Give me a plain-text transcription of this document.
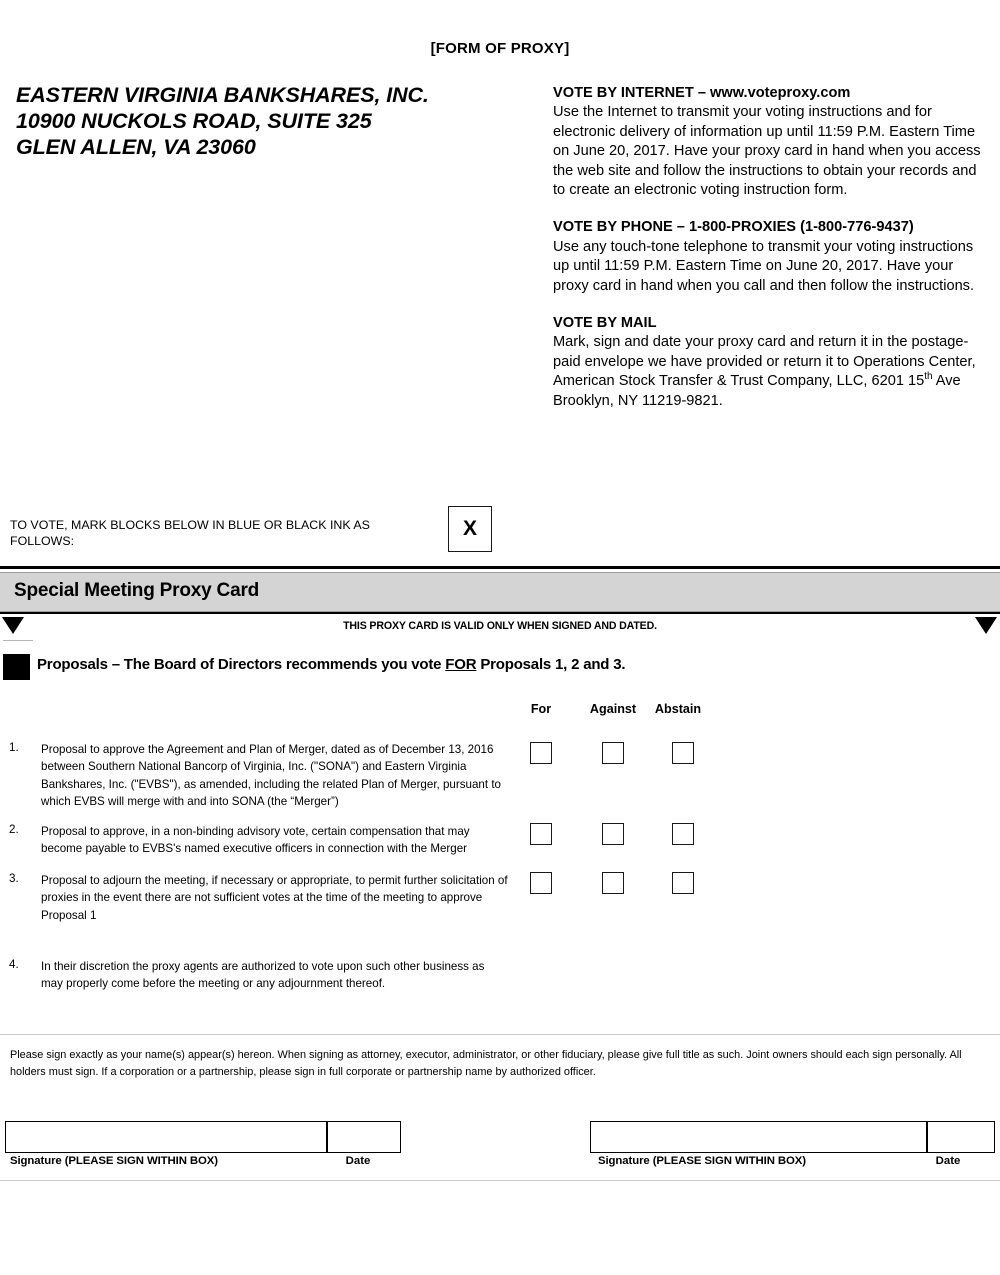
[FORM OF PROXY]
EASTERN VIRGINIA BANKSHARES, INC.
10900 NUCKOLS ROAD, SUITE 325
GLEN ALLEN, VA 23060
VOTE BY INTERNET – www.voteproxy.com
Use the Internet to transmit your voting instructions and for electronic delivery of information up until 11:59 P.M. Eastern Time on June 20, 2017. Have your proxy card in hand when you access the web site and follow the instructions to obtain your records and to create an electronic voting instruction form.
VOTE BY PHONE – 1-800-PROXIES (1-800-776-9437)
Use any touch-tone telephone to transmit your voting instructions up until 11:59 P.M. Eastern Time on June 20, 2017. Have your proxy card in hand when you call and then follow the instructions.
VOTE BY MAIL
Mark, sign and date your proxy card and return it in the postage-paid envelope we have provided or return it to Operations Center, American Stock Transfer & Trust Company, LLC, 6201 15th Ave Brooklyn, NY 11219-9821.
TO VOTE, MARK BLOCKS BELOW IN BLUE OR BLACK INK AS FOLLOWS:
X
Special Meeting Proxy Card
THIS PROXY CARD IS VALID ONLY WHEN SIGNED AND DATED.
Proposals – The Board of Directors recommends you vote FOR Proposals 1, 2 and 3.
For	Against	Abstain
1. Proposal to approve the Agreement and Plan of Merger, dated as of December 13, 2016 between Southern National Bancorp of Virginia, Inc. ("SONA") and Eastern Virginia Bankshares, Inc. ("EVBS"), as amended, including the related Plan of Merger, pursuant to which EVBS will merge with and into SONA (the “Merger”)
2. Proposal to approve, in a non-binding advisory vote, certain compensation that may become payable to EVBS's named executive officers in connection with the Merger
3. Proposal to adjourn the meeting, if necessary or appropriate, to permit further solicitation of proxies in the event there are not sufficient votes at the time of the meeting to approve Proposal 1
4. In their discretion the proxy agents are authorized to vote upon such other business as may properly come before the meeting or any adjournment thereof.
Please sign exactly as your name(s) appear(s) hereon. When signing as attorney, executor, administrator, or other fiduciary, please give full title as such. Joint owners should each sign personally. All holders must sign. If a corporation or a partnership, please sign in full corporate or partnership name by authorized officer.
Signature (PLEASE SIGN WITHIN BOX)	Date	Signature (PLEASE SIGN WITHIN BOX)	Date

******

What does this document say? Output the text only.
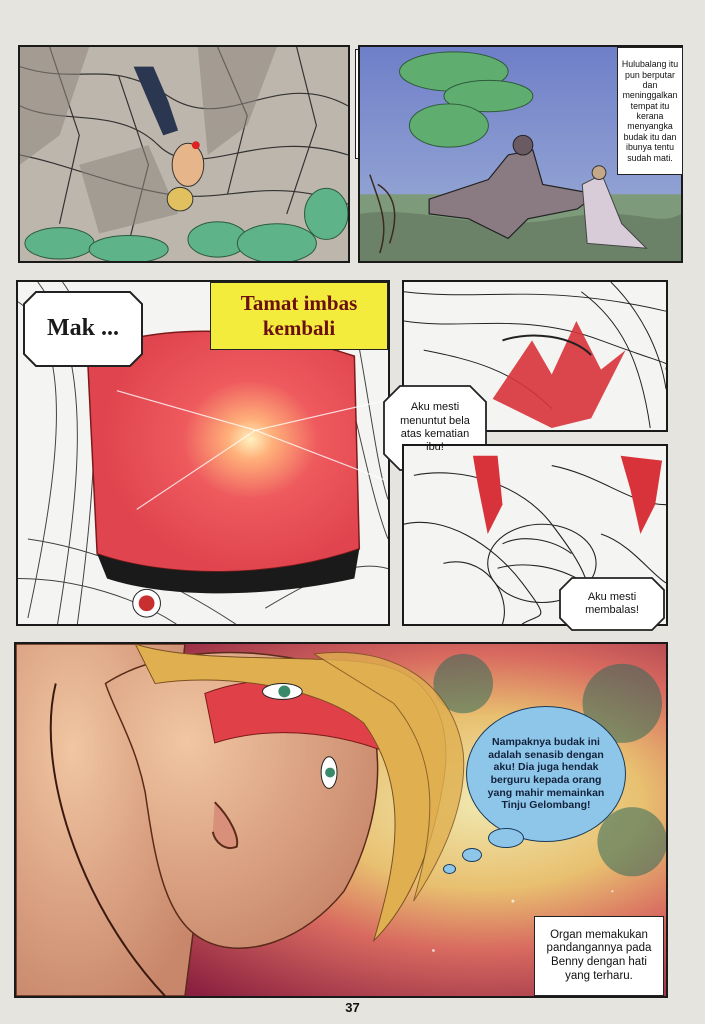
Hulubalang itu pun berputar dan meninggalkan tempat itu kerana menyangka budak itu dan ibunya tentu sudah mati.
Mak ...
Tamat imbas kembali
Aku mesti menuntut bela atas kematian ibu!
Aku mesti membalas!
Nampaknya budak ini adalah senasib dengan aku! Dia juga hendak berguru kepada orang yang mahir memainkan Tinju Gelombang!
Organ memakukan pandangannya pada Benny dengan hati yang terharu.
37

******

Stated goal
Extract every line that has the string "budak" in it.

Finished exercise
Hulubalang itu pun berputar dan meninggalkan tempat itu kerana menyangka budak itu dan ibunya tentu sudah mati.
Nampaknya budak ini adalah senasib dengan aku! Dia juga hendak berguru kepada orang yang mahir memainkan Tinju Gelombang!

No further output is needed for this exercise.